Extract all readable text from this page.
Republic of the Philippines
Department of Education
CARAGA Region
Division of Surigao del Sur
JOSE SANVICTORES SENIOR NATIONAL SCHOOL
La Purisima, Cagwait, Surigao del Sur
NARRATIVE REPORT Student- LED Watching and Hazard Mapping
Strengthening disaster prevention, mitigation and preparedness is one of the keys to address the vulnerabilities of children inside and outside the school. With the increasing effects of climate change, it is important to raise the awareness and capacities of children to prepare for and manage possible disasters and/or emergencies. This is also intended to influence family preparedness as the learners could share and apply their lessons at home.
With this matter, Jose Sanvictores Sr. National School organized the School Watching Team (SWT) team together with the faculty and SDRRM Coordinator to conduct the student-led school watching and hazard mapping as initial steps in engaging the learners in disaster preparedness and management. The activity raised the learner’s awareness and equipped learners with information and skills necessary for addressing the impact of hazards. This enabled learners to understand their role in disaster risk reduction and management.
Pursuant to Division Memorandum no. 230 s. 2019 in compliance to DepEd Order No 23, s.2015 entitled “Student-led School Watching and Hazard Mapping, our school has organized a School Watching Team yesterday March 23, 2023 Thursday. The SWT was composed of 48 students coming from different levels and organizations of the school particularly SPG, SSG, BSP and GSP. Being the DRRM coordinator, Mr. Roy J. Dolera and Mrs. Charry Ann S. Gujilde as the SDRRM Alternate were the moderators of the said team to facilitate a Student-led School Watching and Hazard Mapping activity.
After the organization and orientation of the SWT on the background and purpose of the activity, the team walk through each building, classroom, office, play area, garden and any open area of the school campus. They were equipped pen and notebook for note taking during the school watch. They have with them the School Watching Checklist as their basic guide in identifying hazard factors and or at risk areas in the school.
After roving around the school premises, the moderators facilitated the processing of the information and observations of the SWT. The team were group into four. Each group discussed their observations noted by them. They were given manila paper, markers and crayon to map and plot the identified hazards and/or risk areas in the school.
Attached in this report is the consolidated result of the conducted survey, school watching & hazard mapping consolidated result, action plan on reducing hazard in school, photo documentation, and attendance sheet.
_____
*Stated task*.
Each line containing "Surigao" counts once; state the total number of such lines and nothing else.

*Exercise output*.
2